The records
________________________
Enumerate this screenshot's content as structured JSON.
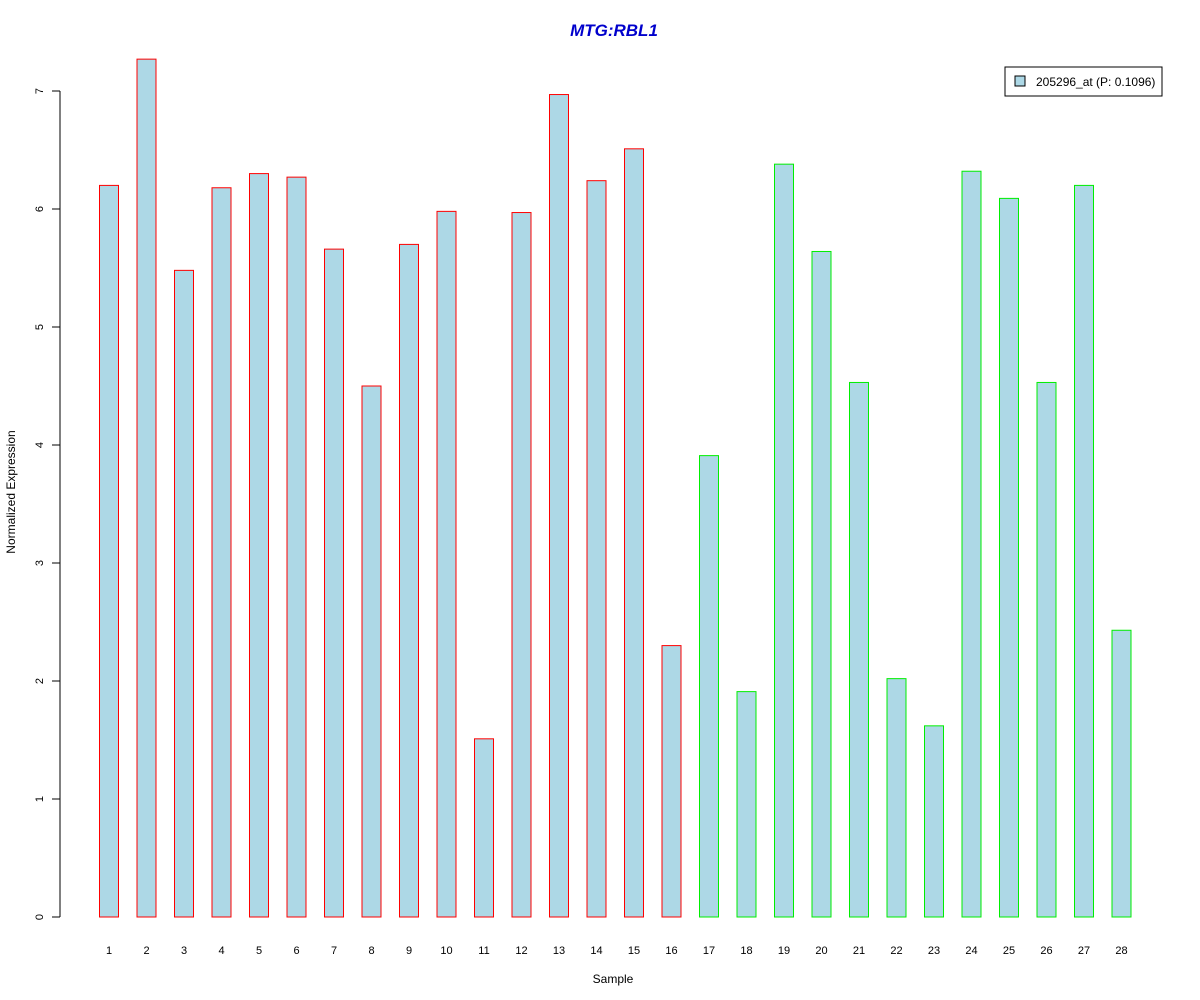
{
  "chart_data": {
    "type": "bar",
    "title": "MTG:RBL1",
    "xlabel": "Sample",
    "ylabel": "Normalized Expression",
    "ylim": [
      0,
      7.3
    ],
    "yticks": [
      0,
      1,
      2,
      3,
      4,
      5,
      6,
      7
    ],
    "categories": [
      "1",
      "2",
      "3",
      "4",
      "5",
      "6",
      "7",
      "8",
      "9",
      "10",
      "11",
      "12",
      "13",
      "14",
      "15",
      "16",
      "17",
      "18",
      "19",
      "20",
      "21",
      "22",
      "23",
      "24",
      "25",
      "26",
      "27",
      "28"
    ],
    "values": [
      6.2,
      7.27,
      5.48,
      6.18,
      6.3,
      6.27,
      5.66,
      4.5,
      5.7,
      5.98,
      1.51,
      5.97,
      6.97,
      6.24,
      6.51,
      2.3,
      3.91,
      1.91,
      6.38,
      5.64,
      4.53,
      2.02,
      1.62,
      6.32,
      6.09,
      4.53,
      6.2,
      2.43
    ],
    "group_border_colors": [
      "#ff0000",
      "#ff0000",
      "#ff0000",
      "#ff0000",
      "#ff0000",
      "#ff0000",
      "#ff0000",
      "#ff0000",
      "#ff0000",
      "#ff0000",
      "#ff0000",
      "#ff0000",
      "#ff0000",
      "#ff0000",
      "#ff0000",
      "#ff0000",
      "#00ee00",
      "#00ee00",
      "#00ee00",
      "#00ee00",
      "#00ee00",
      "#00ee00",
      "#00ee00",
      "#00ee00",
      "#00ee00",
      "#00ee00",
      "#00ee00",
      "#00ee00"
    ],
    "bar_fill": "#add8e6",
    "legend": {
      "label": "205296_at (P: 0.1096)",
      "position": "top-right",
      "swatch_color": "#add8e6"
    },
    "grid": false
  }
}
________________________
Written problem
Working from the material above, transcribe it exactly while omitting pictures.

Full answer
Enumerate this screenshot's content as structured JSON.
{
  "chart_data": {
    "type": "bar",
    "title": "MTG:RBL1",
    "xlabel": "Sample",
    "ylabel": "Normalized Expression",
    "ylim": [
      0,
      7.3
    ],
    "yticks": [
      0,
      1,
      2,
      3,
      4,
      5,
      6,
      7
    ],
    "categories": [
      "1",
      "2",
      "3",
      "4",
      "5",
      "6",
      "7",
      "8",
      "9",
      "10",
      "11",
      "12",
      "13",
      "14",
      "15",
      "16",
      "17",
      "18",
      "19",
      "20",
      "21",
      "22",
      "23",
      "24",
      "25",
      "26",
      "27",
      "28"
    ],
    "values": [
      6.2,
      7.27,
      5.48,
      6.18,
      6.3,
      6.27,
      5.66,
      4.5,
      5.7,
      5.98,
      1.51,
      5.97,
      6.97,
      6.24,
      6.51,
      2.3,
      3.91,
      1.91,
      6.38,
      5.64,
      4.53,
      2.02,
      1.62,
      6.32,
      6.09,
      4.53,
      6.2,
      2.43
    ],
    "group_border_colors": [
      "#ff0000",
      "#ff0000",
      "#ff0000",
      "#ff0000",
      "#ff0000",
      "#ff0000",
      "#ff0000",
      "#ff0000",
      "#ff0000",
      "#ff0000",
      "#ff0000",
      "#ff0000",
      "#ff0000",
      "#ff0000",
      "#ff0000",
      "#ff0000",
      "#00ee00",
      "#00ee00",
      "#00ee00",
      "#00ee00",
      "#00ee00",
      "#00ee00",
      "#00ee00",
      "#00ee00",
      "#00ee00",
      "#00ee00",
      "#00ee00",
      "#00ee00"
    ],
    "bar_fill": "#add8e6",
    "legend": {
      "label": "205296_at (P: 0.1096)",
      "position": "top-right",
      "swatch_color": "#add8e6"
    },
    "grid": false
  }
}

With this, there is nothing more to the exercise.